— THE REQUEST —
Reproduce the data that follows in its entirety, character for character.
►
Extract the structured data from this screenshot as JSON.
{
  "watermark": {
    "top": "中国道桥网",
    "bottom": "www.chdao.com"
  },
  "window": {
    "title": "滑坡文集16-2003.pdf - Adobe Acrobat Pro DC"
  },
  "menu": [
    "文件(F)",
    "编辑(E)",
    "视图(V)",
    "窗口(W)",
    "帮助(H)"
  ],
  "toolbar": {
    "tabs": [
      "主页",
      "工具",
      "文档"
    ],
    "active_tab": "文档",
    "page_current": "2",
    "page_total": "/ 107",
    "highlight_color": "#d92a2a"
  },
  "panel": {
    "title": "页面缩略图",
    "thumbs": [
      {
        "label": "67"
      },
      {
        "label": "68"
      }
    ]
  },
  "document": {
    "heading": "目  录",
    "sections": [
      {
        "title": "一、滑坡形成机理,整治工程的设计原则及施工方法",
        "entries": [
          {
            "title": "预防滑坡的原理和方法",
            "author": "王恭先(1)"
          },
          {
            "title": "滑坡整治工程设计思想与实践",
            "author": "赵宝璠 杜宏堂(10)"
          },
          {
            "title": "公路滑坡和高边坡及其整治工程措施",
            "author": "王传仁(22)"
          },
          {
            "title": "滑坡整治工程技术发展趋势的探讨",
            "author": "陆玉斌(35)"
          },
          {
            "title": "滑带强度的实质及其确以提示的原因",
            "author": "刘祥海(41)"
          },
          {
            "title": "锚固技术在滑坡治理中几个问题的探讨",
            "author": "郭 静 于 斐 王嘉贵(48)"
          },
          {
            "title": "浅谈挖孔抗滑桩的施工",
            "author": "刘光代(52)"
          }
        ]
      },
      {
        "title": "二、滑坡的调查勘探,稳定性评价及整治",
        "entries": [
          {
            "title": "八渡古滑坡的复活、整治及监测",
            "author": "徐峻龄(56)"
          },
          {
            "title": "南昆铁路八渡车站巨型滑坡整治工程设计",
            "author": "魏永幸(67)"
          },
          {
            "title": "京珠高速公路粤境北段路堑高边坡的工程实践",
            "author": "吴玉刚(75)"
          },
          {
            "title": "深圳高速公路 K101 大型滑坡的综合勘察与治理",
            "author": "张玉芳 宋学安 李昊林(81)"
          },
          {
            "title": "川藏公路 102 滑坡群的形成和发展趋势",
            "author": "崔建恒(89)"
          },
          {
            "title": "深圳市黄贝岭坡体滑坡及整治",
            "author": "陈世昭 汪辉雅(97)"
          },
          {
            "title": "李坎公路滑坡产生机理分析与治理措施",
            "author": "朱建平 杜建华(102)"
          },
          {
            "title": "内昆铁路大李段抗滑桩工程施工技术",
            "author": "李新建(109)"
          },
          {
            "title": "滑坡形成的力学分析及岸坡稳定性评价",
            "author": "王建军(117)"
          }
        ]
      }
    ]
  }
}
◄
— ANSWER FOR THIS EXERCISE —
Extract the structured data from this screenshot as JSON.
{
  "watermark": {
    "top": "中国道桥网",
    "bottom": "www.chdao.com"
  },
  "window": {
    "title": "滑坡文集16-2003.pdf - Adobe Acrobat Pro DC"
  },
  "menu": [
    "文件(F)",
    "编辑(E)",
    "视图(V)",
    "窗口(W)",
    "帮助(H)"
  ],
  "toolbar": {
    "tabs": [
      "主页",
      "工具",
      "文档"
    ],
    "active_tab": "文档",
    "page_current": "2",
    "page_total": "/ 107",
    "highlight_color": "#d92a2a"
  },
  "panel": {
    "title": "页面缩略图",
    "thumbs": [
      {
        "label": "67"
      },
      {
        "label": "68"
      }
    ]
  },
  "document": {
    "heading": "目  录",
    "sections": [
      {
        "title": "一、滑坡形成机理,整治工程的设计原则及施工方法",
        "entries": [
          {
            "title": "预防滑坡的原理和方法",
            "author": "王恭先(1)"
          },
          {
            "title": "滑坡整治工程设计思想与实践",
            "author": "赵宝璠 杜宏堂(10)"
          },
          {
            "title": "公路滑坡和高边坡及其整治工程措施",
            "author": "王传仁(22)"
          },
          {
            "title": "滑坡整治工程技术发展趋势的探讨",
            "author": "陆玉斌(35)"
          },
          {
            "title": "滑带强度的实质及其确以提示的原因",
            "author": "刘祥海(41)"
          },
          {
            "title": "锚固技术在滑坡治理中几个问题的探讨",
            "author": "郭 静 于 斐 王嘉贵(48)"
          },
          {
            "title": "浅谈挖孔抗滑桩的施工",
            "author": "刘光代(52)"
          }
        ]
      },
      {
        "title": "二、滑坡的调查勘探,稳定性评价及整治",
        "entries": [
          {
            "title": "八渡古滑坡的复活、整治及监测",
            "author": "徐峻龄(56)"
          },
          {
            "title": "南昆铁路八渡车站巨型滑坡整治工程设计",
            "author": "魏永幸(67)"
          },
          {
            "title": "京珠高速公路粤境北段路堑高边坡的工程实践",
            "author": "吴玉刚(75)"
          },
          {
            "title": "深圳高速公路 K101 大型滑坡的综合勘察与治理",
            "author": "张玉芳 宋学安 李昊林(81)"
          },
          {
            "title": "川藏公路 102 滑坡群的形成和发展趋势",
            "author": "崔建恒(89)"
          },
          {
            "title": "深圳市黄贝岭坡体滑坡及整治",
            "author": "陈世昭 汪辉雅(97)"
          },
          {
            "title": "李坎公路滑坡产生机理分析与治理措施",
            "author": "朱建平 杜建华(102)"
          },
          {
            "title": "内昆铁路大李段抗滑桩工程施工技术",
            "author": "李新建(109)"
          },
          {
            "title": "滑坡形成的力学分析及岸坡稳定性评价",
            "author": "王建军(117)"
          }
        ]
      }
    ]
  }
}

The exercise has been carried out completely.